=== Task requirements ===
Please write the listing below out again exactly, leaving every picture behind.

Collected data:
__________

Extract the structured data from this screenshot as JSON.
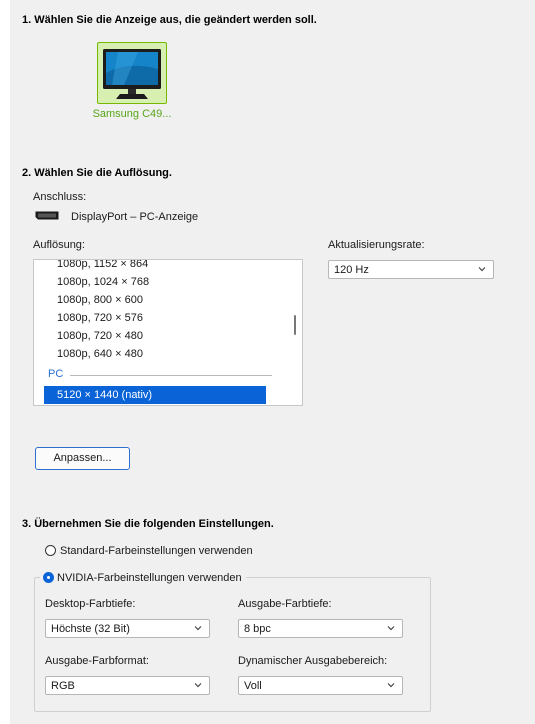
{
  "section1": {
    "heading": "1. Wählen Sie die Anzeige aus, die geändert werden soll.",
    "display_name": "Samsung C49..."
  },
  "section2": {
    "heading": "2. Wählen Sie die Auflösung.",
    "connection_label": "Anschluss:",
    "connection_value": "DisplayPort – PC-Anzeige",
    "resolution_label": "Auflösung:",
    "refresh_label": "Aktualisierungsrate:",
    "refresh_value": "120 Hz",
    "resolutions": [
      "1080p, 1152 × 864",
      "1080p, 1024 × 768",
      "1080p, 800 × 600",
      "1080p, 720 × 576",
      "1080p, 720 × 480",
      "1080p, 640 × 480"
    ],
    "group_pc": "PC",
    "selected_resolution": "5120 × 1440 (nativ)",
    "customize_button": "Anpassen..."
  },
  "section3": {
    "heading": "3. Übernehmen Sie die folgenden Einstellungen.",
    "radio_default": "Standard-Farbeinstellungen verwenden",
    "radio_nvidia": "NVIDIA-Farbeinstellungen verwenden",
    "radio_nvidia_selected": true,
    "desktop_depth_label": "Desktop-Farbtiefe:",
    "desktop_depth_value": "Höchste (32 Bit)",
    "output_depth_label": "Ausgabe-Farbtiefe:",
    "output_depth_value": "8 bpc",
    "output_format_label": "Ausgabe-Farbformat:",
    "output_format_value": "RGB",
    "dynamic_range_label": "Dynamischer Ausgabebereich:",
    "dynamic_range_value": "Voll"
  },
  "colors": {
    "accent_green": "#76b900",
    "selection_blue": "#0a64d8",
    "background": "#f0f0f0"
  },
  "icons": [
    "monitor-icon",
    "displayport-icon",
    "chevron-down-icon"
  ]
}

__________

=== Problem solution ===
Extract the structured data from this screenshot as JSON.
{
  "section1": {
    "heading": "1. Wählen Sie die Anzeige aus, die geändert werden soll.",
    "display_name": "Samsung C49..."
  },
  "section2": {
    "heading": "2. Wählen Sie die Auflösung.",
    "connection_label": "Anschluss:",
    "connection_value": "DisplayPort – PC-Anzeige",
    "resolution_label": "Auflösung:",
    "refresh_label": "Aktualisierungsrate:",
    "refresh_value": "120 Hz",
    "resolutions": [
      "1080p, 1152 × 864",
      "1080p, 1024 × 768",
      "1080p, 800 × 600",
      "1080p, 720 × 576",
      "1080p, 720 × 480",
      "1080p, 640 × 480"
    ],
    "group_pc": "PC",
    "selected_resolution": "5120 × 1440 (nativ)",
    "customize_button": "Anpassen..."
  },
  "section3": {
    "heading": "3. Übernehmen Sie die folgenden Einstellungen.",
    "radio_default": "Standard-Farbeinstellungen verwenden",
    "radio_nvidia": "NVIDIA-Farbeinstellungen verwenden",
    "radio_nvidia_selected": true,
    "desktop_depth_label": "Desktop-Farbtiefe:",
    "desktop_depth_value": "Höchste (32 Bit)",
    "output_depth_label": "Ausgabe-Farbtiefe:",
    "output_depth_value": "8 bpc",
    "output_format_label": "Ausgabe-Farbformat:",
    "output_format_value": "RGB",
    "dynamic_range_label": "Dynamischer Ausgabebereich:",
    "dynamic_range_value": "Voll"
  },
  "colors": {
    "accent_green": "#76b900",
    "selection_blue": "#0a64d8",
    "background": "#f0f0f0"
  },
  "icons": [
    "monitor-icon",
    "displayport-icon",
    "chevron-down-icon"
  ]
}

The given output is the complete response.